[start GIVEN INFORMATION]
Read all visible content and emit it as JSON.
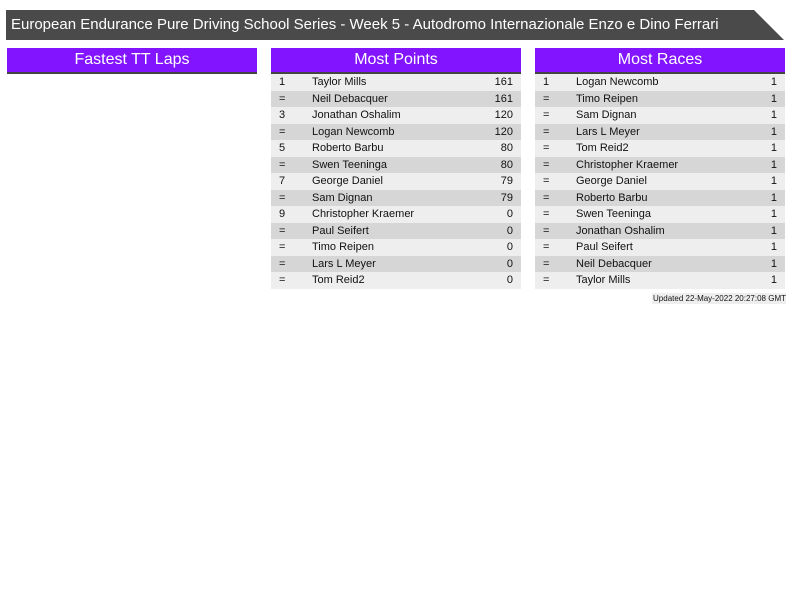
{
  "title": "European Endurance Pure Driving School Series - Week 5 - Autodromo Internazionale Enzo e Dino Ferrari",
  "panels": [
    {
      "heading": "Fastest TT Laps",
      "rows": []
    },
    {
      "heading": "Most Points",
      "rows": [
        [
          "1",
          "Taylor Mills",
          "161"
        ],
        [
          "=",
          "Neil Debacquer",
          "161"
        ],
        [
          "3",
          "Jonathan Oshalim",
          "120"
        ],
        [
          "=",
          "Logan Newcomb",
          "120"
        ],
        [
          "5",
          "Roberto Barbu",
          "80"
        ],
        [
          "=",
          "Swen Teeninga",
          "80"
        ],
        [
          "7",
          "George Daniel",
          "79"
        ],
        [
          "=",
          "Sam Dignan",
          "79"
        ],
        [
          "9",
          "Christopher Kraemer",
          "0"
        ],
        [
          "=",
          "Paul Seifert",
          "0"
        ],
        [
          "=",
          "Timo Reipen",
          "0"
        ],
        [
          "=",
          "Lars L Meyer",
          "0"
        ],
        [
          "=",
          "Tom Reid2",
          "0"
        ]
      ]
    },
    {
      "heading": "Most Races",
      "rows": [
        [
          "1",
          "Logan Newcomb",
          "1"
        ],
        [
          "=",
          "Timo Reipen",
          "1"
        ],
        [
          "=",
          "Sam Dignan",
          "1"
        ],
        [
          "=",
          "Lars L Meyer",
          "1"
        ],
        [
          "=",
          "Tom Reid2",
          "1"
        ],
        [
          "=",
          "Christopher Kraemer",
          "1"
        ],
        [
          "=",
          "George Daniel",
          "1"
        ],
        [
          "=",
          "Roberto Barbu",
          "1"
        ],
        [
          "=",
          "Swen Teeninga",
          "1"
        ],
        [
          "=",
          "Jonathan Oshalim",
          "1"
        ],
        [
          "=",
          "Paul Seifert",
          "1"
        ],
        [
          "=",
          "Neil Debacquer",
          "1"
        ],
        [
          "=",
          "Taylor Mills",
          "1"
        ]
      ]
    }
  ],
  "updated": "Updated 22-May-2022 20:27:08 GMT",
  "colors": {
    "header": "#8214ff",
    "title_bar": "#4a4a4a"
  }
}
[end GIVEN INFORMATION]
[start GIVEN INFORMATION]
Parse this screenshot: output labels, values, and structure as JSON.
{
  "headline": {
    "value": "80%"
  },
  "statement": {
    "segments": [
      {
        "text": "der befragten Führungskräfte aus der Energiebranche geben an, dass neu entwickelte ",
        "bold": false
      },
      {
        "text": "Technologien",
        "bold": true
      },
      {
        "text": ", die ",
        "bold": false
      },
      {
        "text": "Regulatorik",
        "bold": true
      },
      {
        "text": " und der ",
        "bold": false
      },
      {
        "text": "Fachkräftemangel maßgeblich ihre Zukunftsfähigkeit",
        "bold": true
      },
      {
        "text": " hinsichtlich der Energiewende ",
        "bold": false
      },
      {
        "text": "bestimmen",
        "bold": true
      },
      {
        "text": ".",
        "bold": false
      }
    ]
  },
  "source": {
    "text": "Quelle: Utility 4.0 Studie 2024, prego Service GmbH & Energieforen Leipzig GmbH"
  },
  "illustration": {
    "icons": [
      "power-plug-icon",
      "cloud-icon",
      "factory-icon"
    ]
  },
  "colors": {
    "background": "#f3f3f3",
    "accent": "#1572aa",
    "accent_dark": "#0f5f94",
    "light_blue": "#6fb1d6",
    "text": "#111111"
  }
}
[end GIVEN INFORMATION]
GIVEN EXERCISE:
Extract all lines containing the word "Most".

RESULT OF THIS EXERCISE:
      "heading": "Most Points",
      "heading": "Most Races",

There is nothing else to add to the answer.